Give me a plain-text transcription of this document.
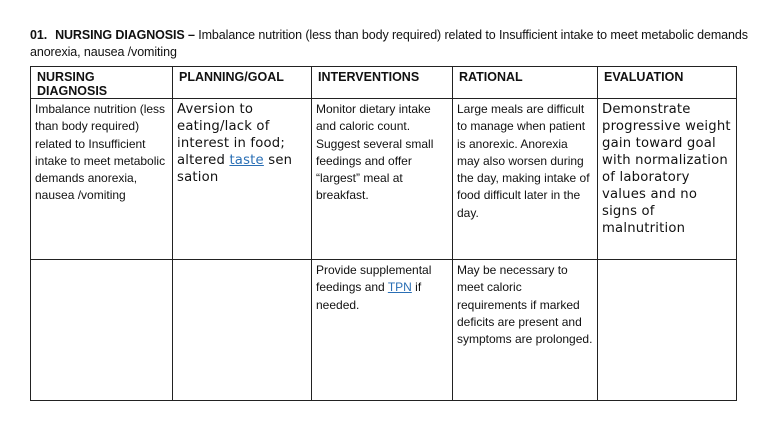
01. NURSING DIAGNOSIS – Imbalance nutrition (less than body required) related to Insufficient intake to meet metabolic demands anorexia, nausea /vomiting
NURSING DIAGNOSIS	PLANNING/GOAL	INTERVENTIONS	RATIONAL	EVALUATION
Imbalance nutrition (less than body required) related to Insufficient intake to meet metabolic demands anorexia, nausea /vomiting	Aversion to eating/lack of interest in food; altered taste sen sation	Monitor dietary intake and caloric count. Suggest several small feedings and offer “largest” meal at breakfast.	Large meals are difficult to manage when patient is anorexic. Anorexia may also worsen during the day, making intake of food difficult later in the day.	Demonstrate progressive weight gain toward goal with normalization of laboratory values and no signs of malnutrition
		Provide supplemental feedings and TPN if needed.	May be necessary to meet caloric requirements if marked deficits are present and symptoms are prolonged.	
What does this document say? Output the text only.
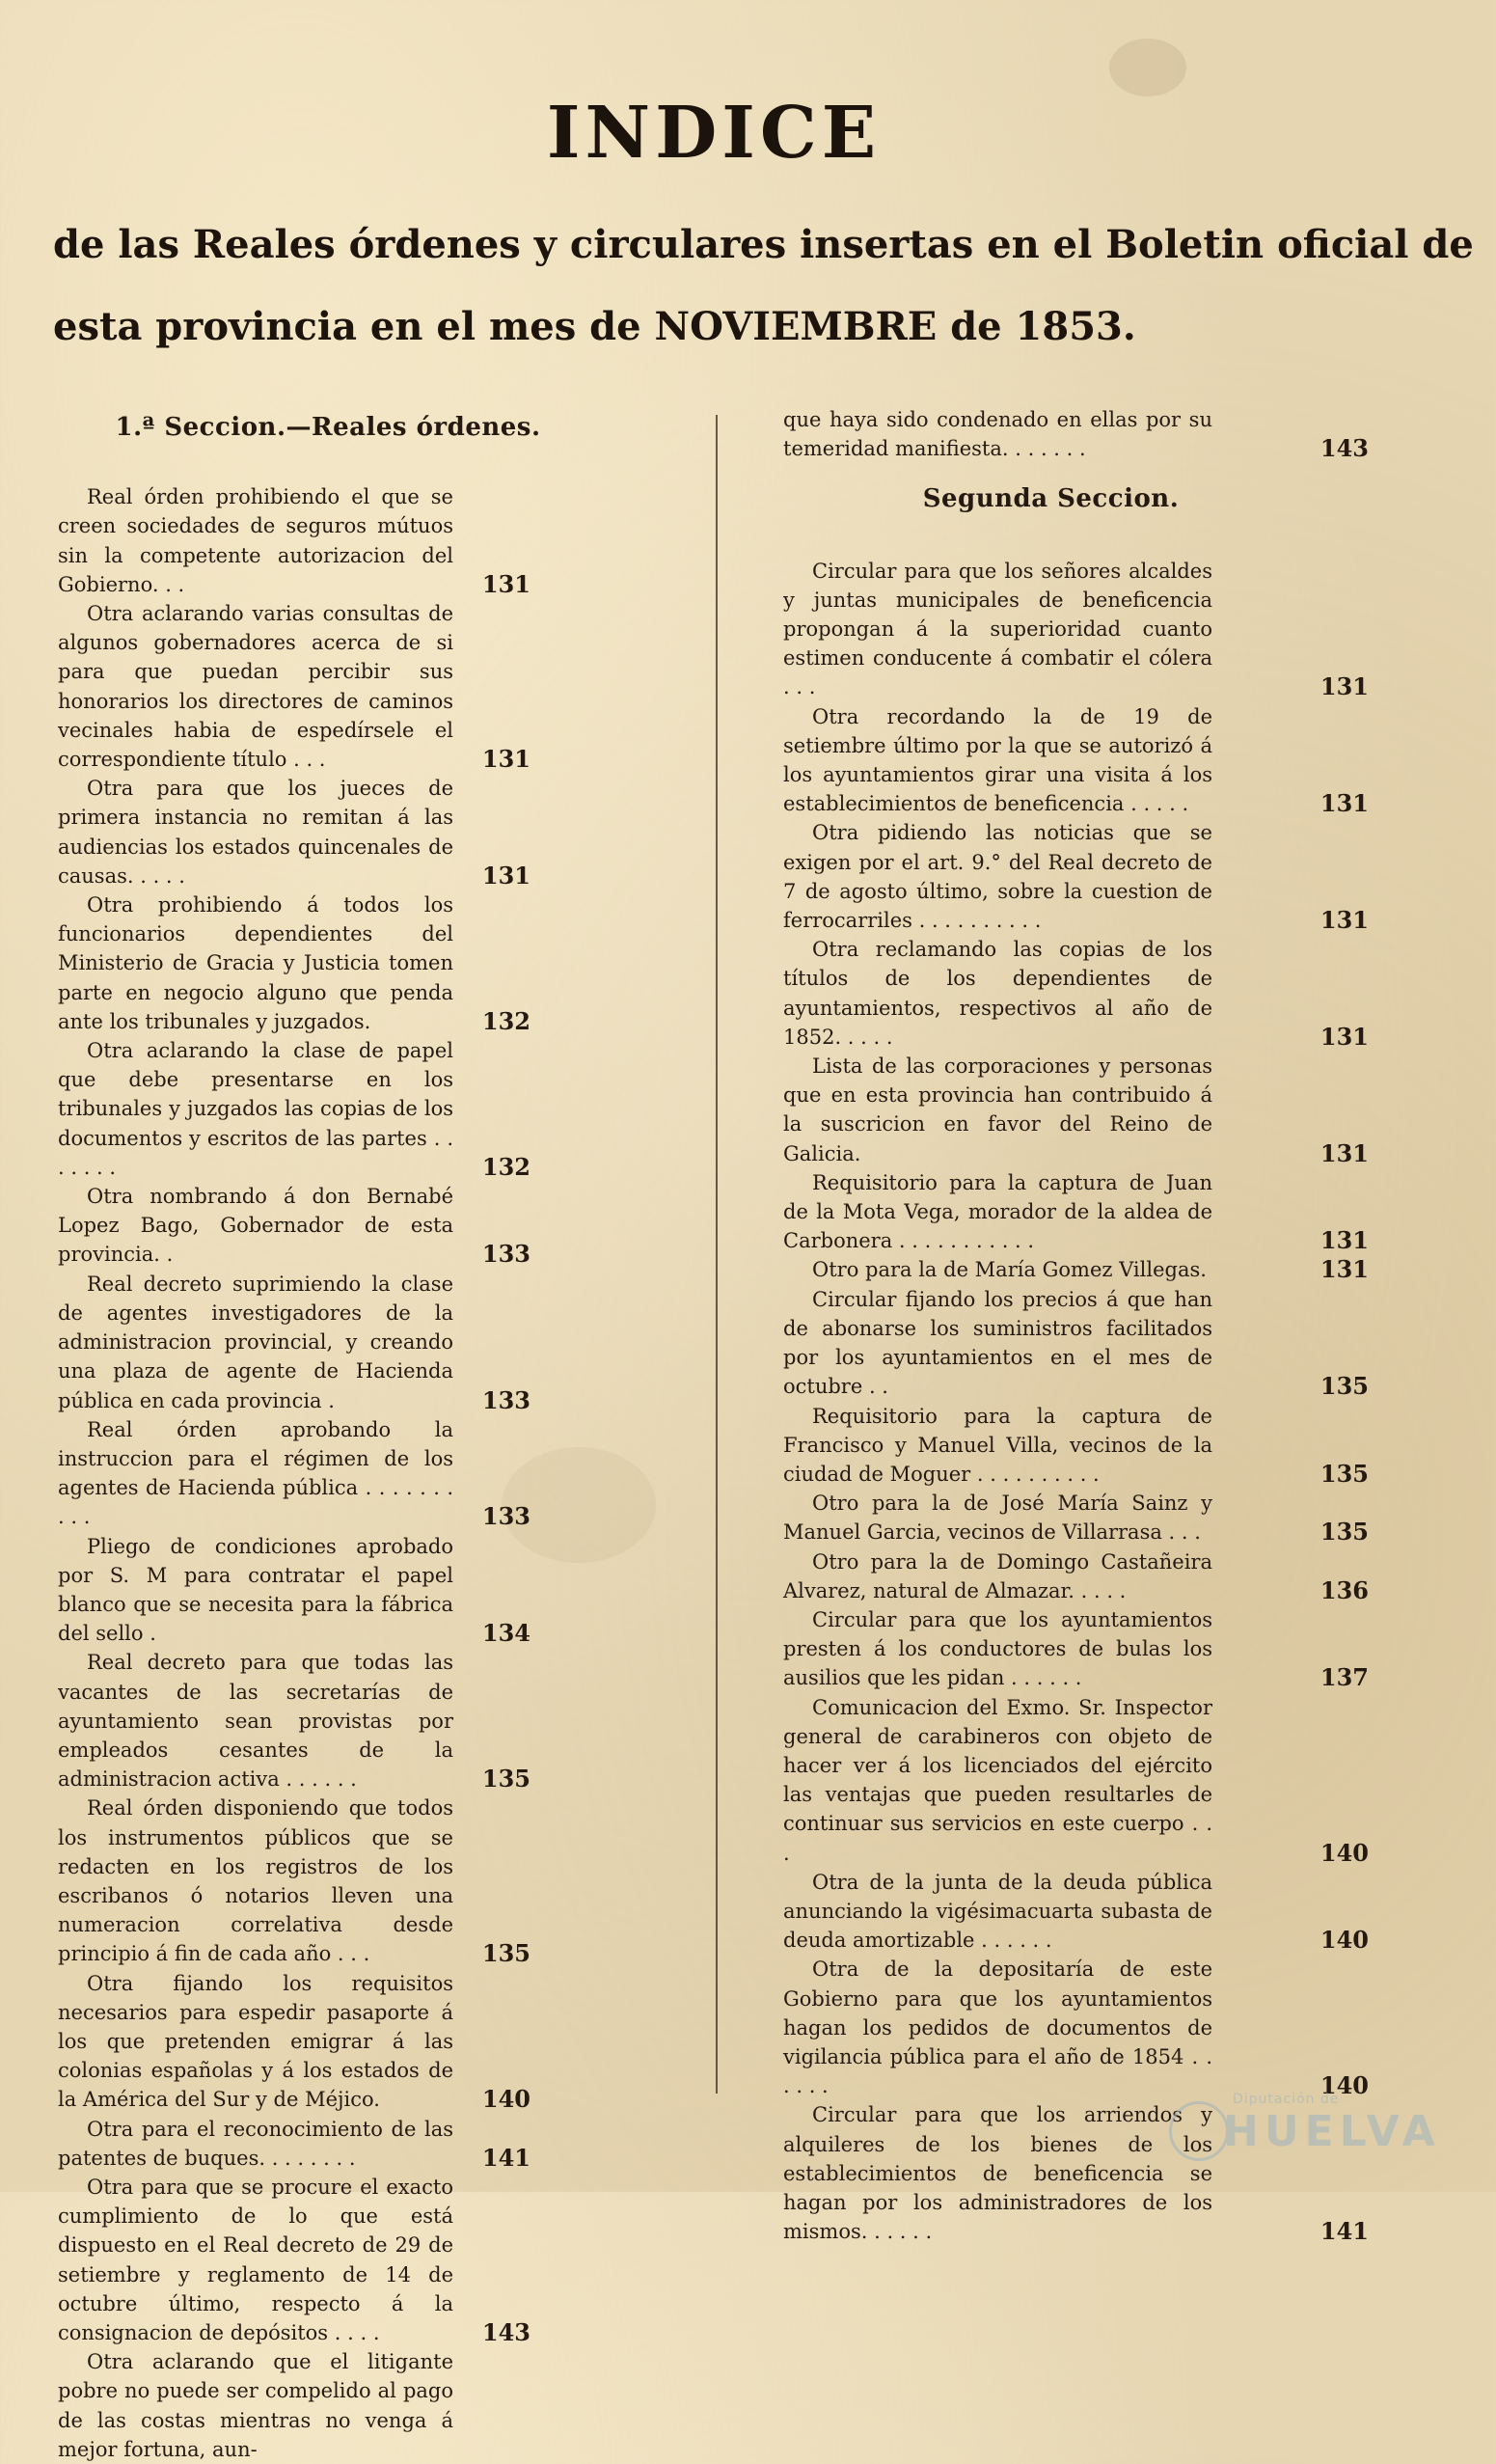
INDICE
de las Reales órdenes y circulares insertas en el Boletin oficial de
esta provincia en el mes de NOVIEMBRE de 1853.
1.ª Seccion.—Reales órdenes.
Real órden prohibiendo el que se creen sociedades de seguros mútuos sin la competente autorizacion del Gobierno. . .	131
Otra aclarando varias consultas de algunos gobernadores acerca de si para que puedan percibir sus honorarios los directores de caminos vecinales habia de espedírsele el correspondiente título . . .	131
Otra para que los jueces de primera instancia no remitan á las audiencias los estados quincenales de causas. . . . .	131
Otra prohibiendo á todos los funcionarios dependientes del Ministerio de Gracia y Justicia tomen parte en negocio alguno que penda ante los tribunales y juzgados.	132
Otra aclarando la clase de papel que debe presentarse en los tribunales y juzgados las copias de los documentos y escritos de las partes . . . . . . .	132
Otra nombrando á don Bernabé Lopez Bago, Gobernador de esta provincia. .	133
Real decreto suprimiendo la clase de agentes investigadores de la administracion provincial, y creando una plaza de agente de Hacienda pública en cada provincia .	133
Real órden aprobando la instruccion para el régimen de los agentes de Hacienda pública . . . . . . . . . .	133
Pliego de condiciones aprobado por S. M para contratar el papel blanco que se necesita para la fábrica del sello .	134
Real decreto para que todas las vacantes de las secretarías de ayuntamiento sean provistas por empleados cesantes de la administracion activa . . . . . .	135
Real órden disponiendo que todos los instrumentos públicos que se redacten en los registros de los escribanos ó notarios lleven una numeracion correlativa desde principio á fin de cada año . . .	135
Otra fijando los requisitos necesarios para espedir pasaporte á los que pretenden emigrar á las colonias españolas y á los estados de la América del Sur y de Méjico.	140
Otra para el reconocimiento de las patentes de buques. . . . . . . .	141
Otra para que se procure el exacto cumplimiento de lo que está dispuesto en el Real decreto de 29 de setiembre y reglamento de 14 de octubre último, respecto á la consignacion de depósitos . . . .	143
Otra aclarando que el litigante pobre no puede ser compelido al pago de las costas mientras no venga á mejor fortuna, aun-
que haya sido condenado en ellas por su temeridad manifiesta. . . . . . .	143
Segunda Seccion.
Circular para que los señores alcaldes y juntas municipales de beneficencia propongan á la superioridad cuanto estimen conducente á combatir el cólera . . .	131
Otra recordando la de 19 de setiembre último por la que se autorizó á los ayuntamientos girar una visita á los establecimientos de beneficencia . . . . .	131
Otra pidiendo las noticias que se exigen por el art. 9.° del Real decreto de 7 de agosto último, sobre la cuestion de ferrocarriles . . . . . . . . . .	131
Otra reclamando las copias de los títulos de los dependientes de ayuntamientos, respectivos al año de 1852. . . . .	131
Lista de las corporaciones y personas que en esta provincia han contribuido á la suscricion en favor del Reino de Galicia.	131
Requisitorio para la captura de Juan de la Mota Vega, morador de la aldea de Carbonera . . . . . . . . . . .	131
Otro para la de María Gomez Villegas.	131
Circular fijando los precios á que han de abonarse los suministros facilitados por los ayuntamientos en el mes de octubre . .	135
Requisitorio para la captura de Francisco y Manuel Villa, vecinos de la ciudad de Moguer . . . . . . . . . .	135
Otro para la de José María Sainz y Manuel Garcia, vecinos de Villarrasa . . .	135
Otro para la de Domingo Castañeira Alvarez, natural de Almazar. . . . .	136
Circular para que los ayuntamientos presten á los conductores de bulas los ausilios que les pidan . . . . . .	137
Comunicacion del Exmo. Sr. Inspector general de carabineros con objeto de hacer ver á los licenciados del ejército las ventajas que pueden resultarles de continuar sus servicios en este cuerpo . . .	140
Otra de la junta de la deuda pública anunciando la vigésimacuarta subasta de deuda amortizable . . . . . .	140
Otra de la depositaría de este Gobierno para que los ayuntamientos hagan los pedidos de documentos de vigilancia pública para el año de 1854 . . . . . .	140
Circular para que los arriendos y alquileres de los bienes de los establecimientos de beneficencia se hagan por los administradores de los mismos. . . . . .	141
Diputación de
HUELVA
----------
=== Problem description ===
Pull every line containing "Otro" out of the records.

=== Output for this task ===
Otro para la de María Gomez Villegas.	131
Otro para la de José María Sainz y Manuel Garcia, vecinos de Villarrasa . . .	135
Otro para la de Domingo Castañeira Alvarez, natural de Almazar. . . . .	136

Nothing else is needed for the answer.